## INFORMATION SUPPLIED
══════

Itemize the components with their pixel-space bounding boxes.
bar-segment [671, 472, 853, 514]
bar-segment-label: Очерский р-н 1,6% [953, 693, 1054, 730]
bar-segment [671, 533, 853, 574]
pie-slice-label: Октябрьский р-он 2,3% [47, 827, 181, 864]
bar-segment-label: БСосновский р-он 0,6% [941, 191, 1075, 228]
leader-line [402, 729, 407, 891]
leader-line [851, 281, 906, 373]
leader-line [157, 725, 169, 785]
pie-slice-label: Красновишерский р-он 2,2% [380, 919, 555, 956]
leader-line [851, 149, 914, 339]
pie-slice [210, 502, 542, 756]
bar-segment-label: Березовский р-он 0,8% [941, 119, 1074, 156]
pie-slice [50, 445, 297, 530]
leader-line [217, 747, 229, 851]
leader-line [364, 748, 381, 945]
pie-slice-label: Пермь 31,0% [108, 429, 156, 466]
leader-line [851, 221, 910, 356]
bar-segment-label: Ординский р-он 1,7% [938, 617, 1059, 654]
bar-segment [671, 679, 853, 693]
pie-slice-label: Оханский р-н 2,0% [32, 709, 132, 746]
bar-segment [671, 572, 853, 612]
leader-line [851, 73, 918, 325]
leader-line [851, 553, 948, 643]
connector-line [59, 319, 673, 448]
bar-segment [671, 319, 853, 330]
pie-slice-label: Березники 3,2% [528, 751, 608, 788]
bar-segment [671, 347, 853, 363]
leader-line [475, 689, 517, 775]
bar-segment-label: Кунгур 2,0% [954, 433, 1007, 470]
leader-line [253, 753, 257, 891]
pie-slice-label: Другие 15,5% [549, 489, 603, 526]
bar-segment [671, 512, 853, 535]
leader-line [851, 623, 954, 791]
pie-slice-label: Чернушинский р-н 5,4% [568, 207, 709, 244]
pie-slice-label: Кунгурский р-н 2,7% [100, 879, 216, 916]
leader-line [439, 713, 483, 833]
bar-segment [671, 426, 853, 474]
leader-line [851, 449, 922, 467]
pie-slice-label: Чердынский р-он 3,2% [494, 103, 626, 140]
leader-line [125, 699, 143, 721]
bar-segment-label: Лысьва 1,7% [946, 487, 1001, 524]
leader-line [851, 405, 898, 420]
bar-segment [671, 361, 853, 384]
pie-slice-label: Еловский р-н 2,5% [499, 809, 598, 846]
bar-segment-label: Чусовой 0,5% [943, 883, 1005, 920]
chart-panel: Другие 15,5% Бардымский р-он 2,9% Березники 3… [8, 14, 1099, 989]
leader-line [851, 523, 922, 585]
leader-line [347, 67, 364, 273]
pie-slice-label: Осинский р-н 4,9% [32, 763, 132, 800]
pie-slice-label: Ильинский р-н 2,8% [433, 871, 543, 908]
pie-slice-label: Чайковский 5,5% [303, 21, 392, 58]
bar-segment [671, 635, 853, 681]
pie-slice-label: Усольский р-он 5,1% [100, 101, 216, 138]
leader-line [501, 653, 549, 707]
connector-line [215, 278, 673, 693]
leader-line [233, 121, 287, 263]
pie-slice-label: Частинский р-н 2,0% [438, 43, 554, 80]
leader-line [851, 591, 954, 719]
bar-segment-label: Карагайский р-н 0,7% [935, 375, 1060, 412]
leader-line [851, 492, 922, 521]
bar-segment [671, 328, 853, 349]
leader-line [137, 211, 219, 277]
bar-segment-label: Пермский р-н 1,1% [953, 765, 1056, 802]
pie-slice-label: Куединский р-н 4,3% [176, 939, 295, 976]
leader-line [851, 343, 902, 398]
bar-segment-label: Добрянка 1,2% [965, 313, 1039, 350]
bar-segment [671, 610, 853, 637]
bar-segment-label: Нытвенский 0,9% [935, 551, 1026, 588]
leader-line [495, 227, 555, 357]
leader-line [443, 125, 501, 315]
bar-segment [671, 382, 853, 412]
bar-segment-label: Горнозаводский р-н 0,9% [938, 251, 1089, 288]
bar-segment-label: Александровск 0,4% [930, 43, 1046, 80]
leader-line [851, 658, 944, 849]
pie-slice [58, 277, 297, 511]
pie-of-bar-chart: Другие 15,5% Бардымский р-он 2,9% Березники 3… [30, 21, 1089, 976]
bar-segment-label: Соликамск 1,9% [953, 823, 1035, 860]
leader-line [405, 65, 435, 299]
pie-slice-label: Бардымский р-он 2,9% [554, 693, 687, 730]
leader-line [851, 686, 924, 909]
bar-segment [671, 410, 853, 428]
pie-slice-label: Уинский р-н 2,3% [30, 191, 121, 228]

══════

## INSTRUCTIONS TO FOLLOW
Reproduce verbatim the entries from their first line through the line containing "leader-line [475, 689, 517, 775]", including both of those lines.

## EXERCISE ANSWER
Itemize the components with their pixel-space bounding boxes.
bar-segment [671, 472, 853, 514]
bar-segment-label: Очерский р-н 1,6% [953, 693, 1054, 730]
bar-segment [671, 533, 853, 574]
pie-slice-label: Октябрьский р-он 2,3% [47, 827, 181, 864]
bar-segment-label: БСосновский р-он 0,6% [941, 191, 1075, 228]
leader-line [402, 729, 407, 891]
leader-line [851, 281, 906, 373]
leader-line [157, 725, 169, 785]
pie-slice-label: Красновишерский р-он 2,2% [380, 919, 555, 956]
leader-line [851, 149, 914, 339]
pie-slice [210, 502, 542, 756]
bar-segment-label: Березовский р-он 0,8% [941, 119, 1074, 156]
pie-slice [50, 445, 297, 530]
leader-line [217, 747, 229, 851]
leader-line [364, 748, 381, 945]
pie-slice-label: Пермь 31,0% [108, 429, 156, 466]
leader-line [851, 221, 910, 356]
bar-segment-label: Ординский р-он 1,7% [938, 617, 1059, 654]
bar-segment [671, 679, 853, 693]
pie-slice-label: Оханский р-н 2,0% [32, 709, 132, 746]
bar-segment [671, 572, 853, 612]
leader-line [851, 73, 918, 325]
leader-line [851, 553, 948, 643]
connector-line [59, 319, 673, 448]
bar-segment [671, 319, 853, 330]
pie-slice-label: Березники 3,2% [528, 751, 608, 788]
bar-segment [671, 347, 853, 363]
leader-line [475, 689, 517, 775]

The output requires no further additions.